Exercise instructions:
Transcribe every entry word for word, leaving out all images.

** START Stored rows **

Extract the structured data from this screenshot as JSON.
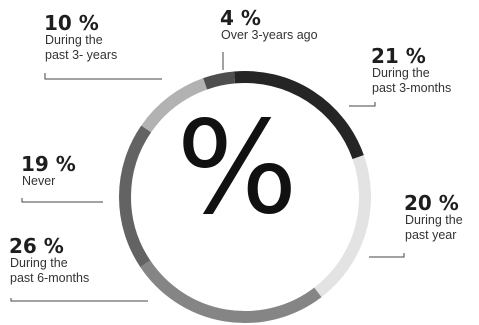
{
  "chart_data": {
    "type": "pie",
    "style": "donut",
    "center_label": "%",
    "slices": [
      {
        "value": 21,
        "percent_label": "21 %",
        "label_lines": [
          "During the",
          "past 3-months"
        ],
        "color": "#252525"
      },
      {
        "value": 20,
        "percent_label": "20 %",
        "label_lines": [
          "During the",
          "past year"
        ],
        "color": "#e3e3e3"
      },
      {
        "value": 26,
        "percent_label": "26 %",
        "label_lines": [
          "During the",
          "past 6-months"
        ],
        "color": "#858585"
      },
      {
        "value": 19,
        "percent_label": "19 %",
        "label_lines": [
          "Never"
        ],
        "color": "#636363"
      },
      {
        "value": 10,
        "percent_label": "10 %",
        "label_lines": [
          "During the",
          "past 3- years"
        ],
        "color": "#b2b2b2"
      },
      {
        "value": 4,
        "percent_label": "4 %",
        "label_lines": [
          "Over 3-years ago"
        ],
        "color": "#4e4e4e"
      }
    ]
  }
}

** END Stored rows **

Task solution:
Extract the structured data from this screenshot as JSON.
{
  "chart_data": {
    "type": "pie",
    "style": "donut",
    "center_label": "%",
    "slices": [
      {
        "value": 21,
        "percent_label": "21 %",
        "label_lines": [
          "During the",
          "past 3-months"
        ],
        "color": "#252525"
      },
      {
        "value": 20,
        "percent_label": "20 %",
        "label_lines": [
          "During the",
          "past year"
        ],
        "color": "#e3e3e3"
      },
      {
        "value": 26,
        "percent_label": "26 %",
        "label_lines": [
          "During the",
          "past 6-months"
        ],
        "color": "#858585"
      },
      {
        "value": 19,
        "percent_label": "19 %",
        "label_lines": [
          "Never"
        ],
        "color": "#636363"
      },
      {
        "value": 10,
        "percent_label": "10 %",
        "label_lines": [
          "During the",
          "past 3- years"
        ],
        "color": "#b2b2b2"
      },
      {
        "value": 4,
        "percent_label": "4 %",
        "label_lines": [
          "Over 3-years ago"
        ],
        "color": "#4e4e4e"
      }
    ]
  }
}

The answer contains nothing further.